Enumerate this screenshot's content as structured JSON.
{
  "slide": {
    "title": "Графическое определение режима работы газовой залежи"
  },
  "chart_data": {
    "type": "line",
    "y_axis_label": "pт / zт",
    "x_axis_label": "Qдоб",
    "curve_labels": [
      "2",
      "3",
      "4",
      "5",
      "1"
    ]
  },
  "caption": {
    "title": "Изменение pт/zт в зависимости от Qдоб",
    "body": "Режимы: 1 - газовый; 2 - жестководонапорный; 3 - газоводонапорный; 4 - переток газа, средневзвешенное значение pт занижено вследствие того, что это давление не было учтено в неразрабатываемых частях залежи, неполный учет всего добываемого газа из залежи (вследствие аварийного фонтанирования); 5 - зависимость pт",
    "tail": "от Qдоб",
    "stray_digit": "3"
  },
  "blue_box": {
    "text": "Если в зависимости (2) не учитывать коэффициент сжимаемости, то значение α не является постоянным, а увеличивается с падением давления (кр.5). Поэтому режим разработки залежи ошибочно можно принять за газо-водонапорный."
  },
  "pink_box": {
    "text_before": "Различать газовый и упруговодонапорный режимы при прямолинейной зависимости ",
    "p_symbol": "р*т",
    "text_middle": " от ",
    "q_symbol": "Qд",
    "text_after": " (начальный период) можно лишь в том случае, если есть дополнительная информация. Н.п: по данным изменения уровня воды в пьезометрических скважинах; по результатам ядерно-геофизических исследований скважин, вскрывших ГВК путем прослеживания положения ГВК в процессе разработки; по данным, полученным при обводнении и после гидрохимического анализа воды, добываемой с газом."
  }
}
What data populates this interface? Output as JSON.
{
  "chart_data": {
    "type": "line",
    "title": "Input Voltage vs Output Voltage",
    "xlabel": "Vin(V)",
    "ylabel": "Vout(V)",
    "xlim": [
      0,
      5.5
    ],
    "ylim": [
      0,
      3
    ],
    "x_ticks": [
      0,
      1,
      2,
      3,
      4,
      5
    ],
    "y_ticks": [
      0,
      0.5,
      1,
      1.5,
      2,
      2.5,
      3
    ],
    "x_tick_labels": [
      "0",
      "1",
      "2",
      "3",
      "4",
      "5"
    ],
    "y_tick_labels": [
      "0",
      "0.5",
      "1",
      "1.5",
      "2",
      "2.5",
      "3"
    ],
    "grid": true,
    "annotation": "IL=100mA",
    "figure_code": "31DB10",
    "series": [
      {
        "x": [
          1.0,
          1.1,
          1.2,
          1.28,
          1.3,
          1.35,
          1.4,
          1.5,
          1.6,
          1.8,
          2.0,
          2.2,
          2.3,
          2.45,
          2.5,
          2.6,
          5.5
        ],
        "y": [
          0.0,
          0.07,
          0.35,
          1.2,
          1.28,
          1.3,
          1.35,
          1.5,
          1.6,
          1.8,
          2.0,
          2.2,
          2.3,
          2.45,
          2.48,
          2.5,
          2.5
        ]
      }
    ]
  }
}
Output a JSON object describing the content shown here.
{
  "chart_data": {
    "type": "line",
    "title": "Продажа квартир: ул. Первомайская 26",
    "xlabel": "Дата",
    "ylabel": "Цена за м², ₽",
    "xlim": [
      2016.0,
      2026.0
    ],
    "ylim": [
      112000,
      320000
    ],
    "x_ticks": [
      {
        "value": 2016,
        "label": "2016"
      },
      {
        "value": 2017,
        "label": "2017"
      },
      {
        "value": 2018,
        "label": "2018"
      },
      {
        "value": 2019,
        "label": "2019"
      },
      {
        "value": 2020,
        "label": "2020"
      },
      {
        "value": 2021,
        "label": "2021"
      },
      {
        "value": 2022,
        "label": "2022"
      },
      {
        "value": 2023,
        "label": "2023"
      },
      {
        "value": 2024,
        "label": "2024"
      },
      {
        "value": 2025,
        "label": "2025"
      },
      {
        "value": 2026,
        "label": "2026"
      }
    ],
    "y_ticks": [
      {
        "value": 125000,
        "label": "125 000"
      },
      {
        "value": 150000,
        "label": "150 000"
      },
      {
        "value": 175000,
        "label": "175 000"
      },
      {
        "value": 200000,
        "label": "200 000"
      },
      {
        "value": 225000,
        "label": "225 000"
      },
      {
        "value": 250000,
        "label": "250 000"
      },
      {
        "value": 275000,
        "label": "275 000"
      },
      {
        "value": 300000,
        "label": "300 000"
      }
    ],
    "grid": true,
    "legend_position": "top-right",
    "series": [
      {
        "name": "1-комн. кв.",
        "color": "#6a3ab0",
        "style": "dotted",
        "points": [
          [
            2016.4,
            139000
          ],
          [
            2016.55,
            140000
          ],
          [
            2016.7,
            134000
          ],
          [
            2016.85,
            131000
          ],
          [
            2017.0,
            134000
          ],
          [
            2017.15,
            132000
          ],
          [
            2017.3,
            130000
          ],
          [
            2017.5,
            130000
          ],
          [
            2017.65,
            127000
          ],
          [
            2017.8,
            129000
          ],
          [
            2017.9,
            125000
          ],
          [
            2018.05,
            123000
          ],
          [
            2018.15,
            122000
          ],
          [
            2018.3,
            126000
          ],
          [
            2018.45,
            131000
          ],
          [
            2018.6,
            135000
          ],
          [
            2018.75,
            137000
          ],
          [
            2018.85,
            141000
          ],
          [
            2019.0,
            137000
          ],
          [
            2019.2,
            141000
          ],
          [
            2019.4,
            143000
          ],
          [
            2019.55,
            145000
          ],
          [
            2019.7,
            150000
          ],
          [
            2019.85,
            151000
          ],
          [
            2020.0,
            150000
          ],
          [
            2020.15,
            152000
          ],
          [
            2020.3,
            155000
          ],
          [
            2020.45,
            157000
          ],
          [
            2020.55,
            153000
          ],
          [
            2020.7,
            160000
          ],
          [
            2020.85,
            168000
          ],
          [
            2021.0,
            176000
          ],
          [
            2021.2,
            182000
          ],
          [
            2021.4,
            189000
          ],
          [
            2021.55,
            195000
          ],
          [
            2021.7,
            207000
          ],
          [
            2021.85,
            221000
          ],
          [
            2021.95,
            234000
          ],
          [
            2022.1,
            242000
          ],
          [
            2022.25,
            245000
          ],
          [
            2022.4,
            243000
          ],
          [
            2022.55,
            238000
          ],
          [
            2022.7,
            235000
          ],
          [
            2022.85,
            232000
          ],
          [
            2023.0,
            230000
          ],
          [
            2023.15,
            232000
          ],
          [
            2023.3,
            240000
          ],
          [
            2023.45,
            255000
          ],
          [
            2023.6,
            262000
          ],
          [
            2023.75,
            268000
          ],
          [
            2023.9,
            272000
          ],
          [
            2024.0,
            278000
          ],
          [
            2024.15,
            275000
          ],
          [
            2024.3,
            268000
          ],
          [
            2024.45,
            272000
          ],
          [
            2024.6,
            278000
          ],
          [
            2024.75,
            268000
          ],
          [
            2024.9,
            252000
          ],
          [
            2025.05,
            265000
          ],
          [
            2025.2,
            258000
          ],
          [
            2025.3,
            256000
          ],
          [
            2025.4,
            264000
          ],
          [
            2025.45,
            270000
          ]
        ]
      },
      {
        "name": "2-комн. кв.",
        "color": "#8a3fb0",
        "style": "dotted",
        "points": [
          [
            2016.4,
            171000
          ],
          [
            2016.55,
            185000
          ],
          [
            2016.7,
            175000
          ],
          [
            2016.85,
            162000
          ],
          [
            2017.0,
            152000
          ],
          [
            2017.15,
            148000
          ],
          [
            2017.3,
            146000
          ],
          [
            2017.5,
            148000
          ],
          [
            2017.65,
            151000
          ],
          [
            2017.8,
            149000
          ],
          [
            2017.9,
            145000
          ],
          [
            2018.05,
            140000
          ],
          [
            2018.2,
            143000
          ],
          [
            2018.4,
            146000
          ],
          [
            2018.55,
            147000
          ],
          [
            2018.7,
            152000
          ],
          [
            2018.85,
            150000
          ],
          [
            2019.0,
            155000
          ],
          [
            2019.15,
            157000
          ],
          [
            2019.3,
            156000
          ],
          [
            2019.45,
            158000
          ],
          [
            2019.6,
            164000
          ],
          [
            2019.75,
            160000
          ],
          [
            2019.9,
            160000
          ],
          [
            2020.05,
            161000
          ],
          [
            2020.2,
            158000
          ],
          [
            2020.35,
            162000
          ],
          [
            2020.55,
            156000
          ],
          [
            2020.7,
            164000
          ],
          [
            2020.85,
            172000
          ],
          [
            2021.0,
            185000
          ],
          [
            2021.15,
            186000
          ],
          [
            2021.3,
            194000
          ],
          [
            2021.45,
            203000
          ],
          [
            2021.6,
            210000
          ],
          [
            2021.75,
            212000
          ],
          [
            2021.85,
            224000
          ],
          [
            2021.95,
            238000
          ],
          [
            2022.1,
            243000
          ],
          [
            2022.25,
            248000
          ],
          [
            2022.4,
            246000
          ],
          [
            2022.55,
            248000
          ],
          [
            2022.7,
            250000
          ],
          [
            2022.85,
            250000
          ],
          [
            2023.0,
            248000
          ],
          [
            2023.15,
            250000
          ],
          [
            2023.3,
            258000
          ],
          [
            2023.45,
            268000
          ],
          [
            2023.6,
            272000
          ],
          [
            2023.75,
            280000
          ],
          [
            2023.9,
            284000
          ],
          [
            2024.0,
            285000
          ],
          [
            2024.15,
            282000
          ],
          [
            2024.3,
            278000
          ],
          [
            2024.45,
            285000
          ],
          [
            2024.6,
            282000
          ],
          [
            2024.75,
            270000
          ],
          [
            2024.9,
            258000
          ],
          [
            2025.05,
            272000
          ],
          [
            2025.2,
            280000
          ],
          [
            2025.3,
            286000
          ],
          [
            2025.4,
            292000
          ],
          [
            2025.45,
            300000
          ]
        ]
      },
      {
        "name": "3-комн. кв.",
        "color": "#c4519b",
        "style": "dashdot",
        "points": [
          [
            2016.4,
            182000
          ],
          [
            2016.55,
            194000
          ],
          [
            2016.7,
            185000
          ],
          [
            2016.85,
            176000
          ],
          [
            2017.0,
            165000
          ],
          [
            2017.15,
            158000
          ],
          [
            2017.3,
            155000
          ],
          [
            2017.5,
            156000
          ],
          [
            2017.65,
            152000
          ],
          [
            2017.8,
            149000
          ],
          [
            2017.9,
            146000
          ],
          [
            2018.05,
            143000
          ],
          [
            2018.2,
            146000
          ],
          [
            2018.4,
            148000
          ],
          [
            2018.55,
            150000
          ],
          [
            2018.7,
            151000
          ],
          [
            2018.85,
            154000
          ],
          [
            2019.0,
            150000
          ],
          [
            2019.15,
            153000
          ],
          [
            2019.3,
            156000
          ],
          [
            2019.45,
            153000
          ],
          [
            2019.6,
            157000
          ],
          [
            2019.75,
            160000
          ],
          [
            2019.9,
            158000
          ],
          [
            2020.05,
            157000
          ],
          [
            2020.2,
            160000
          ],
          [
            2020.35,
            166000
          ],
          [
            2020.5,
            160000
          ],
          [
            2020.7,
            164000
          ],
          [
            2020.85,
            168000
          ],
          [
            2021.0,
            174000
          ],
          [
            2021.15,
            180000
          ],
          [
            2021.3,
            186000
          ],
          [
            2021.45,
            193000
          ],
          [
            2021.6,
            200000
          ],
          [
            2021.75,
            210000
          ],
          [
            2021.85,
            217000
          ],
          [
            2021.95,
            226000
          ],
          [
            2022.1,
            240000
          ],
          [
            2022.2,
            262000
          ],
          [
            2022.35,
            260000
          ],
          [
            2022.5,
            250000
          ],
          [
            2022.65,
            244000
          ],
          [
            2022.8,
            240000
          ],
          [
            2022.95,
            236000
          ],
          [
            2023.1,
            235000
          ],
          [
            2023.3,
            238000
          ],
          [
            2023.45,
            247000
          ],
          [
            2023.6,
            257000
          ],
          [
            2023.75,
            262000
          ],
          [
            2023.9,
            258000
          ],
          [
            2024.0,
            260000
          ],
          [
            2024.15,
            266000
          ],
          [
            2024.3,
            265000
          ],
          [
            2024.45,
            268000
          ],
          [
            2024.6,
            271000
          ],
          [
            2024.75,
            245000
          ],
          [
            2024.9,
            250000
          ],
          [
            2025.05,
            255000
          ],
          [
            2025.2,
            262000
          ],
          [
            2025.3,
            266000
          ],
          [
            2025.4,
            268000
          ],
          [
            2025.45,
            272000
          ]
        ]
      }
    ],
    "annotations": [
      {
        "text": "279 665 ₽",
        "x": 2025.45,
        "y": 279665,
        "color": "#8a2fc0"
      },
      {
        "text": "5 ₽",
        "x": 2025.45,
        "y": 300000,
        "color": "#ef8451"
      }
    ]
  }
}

########################################

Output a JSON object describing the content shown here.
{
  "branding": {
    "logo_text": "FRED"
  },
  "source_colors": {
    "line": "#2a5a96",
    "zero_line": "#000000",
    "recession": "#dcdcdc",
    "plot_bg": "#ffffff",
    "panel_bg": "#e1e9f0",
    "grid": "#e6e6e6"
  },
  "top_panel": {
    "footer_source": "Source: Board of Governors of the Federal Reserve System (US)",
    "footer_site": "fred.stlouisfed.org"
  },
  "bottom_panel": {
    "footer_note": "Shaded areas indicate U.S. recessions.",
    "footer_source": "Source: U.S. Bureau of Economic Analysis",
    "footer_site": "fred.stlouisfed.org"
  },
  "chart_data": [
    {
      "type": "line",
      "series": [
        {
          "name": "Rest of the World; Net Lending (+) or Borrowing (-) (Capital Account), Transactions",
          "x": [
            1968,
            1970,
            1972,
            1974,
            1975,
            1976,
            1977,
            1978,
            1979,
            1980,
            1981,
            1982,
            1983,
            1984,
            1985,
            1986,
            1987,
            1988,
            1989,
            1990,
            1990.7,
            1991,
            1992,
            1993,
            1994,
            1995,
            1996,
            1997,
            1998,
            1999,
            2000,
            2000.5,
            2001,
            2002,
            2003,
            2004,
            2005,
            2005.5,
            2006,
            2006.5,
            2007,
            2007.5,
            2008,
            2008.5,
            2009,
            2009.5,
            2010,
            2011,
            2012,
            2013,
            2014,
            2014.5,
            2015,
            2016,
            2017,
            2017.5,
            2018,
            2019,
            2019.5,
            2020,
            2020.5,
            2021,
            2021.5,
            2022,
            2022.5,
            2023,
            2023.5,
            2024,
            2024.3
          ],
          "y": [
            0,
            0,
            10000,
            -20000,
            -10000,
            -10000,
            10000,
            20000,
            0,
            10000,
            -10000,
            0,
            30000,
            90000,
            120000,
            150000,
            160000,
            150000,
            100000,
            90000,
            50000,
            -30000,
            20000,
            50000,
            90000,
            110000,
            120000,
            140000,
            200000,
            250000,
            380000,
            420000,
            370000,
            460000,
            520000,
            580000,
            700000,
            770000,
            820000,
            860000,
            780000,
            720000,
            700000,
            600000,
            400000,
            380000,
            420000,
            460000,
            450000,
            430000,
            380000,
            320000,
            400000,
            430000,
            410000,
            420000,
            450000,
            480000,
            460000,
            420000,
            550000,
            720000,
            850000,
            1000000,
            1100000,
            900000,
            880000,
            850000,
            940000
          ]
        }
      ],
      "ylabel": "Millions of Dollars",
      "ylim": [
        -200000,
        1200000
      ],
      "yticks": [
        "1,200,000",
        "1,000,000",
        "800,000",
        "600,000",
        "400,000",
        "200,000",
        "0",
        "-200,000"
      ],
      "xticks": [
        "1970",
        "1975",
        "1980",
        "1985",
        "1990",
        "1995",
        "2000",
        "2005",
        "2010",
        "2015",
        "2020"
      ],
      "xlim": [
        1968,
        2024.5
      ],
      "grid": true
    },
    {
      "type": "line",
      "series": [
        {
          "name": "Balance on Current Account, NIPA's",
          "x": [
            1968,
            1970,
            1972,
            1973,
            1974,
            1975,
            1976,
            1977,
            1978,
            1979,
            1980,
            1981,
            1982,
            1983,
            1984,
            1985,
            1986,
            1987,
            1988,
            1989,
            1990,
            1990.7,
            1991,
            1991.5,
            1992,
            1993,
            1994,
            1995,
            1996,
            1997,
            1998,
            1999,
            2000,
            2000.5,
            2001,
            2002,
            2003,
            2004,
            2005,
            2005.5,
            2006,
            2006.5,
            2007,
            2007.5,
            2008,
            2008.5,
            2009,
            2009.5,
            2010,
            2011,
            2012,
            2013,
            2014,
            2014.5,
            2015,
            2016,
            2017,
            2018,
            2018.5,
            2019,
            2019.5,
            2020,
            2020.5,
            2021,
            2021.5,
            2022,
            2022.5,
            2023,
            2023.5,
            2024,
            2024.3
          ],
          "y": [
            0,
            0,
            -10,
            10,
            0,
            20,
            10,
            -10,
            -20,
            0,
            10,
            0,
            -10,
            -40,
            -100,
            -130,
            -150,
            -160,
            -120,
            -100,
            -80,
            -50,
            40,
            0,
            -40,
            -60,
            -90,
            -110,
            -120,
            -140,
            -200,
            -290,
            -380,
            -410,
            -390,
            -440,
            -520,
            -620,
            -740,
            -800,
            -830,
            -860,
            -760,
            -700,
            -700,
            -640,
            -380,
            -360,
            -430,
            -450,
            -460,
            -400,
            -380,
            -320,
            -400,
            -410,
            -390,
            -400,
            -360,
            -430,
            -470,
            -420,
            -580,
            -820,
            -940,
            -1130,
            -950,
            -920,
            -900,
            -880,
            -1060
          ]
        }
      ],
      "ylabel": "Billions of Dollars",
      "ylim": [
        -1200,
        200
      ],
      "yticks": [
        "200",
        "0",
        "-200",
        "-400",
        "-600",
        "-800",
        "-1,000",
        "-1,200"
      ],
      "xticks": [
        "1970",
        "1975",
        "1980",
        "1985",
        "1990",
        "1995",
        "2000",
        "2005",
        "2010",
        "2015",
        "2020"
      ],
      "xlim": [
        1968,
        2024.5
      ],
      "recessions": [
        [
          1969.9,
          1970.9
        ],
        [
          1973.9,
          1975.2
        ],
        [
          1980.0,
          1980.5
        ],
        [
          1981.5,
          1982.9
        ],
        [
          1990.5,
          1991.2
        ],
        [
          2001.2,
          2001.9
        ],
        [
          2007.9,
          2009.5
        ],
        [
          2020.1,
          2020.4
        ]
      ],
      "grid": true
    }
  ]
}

########################################

* **Task statement**: Your task is to gather all lines from the entries above that hold the word "Dollars".

* **Task result**:
      "ylabel": "Millions of Dollars",
      "ylabel": "Billions of Dollars",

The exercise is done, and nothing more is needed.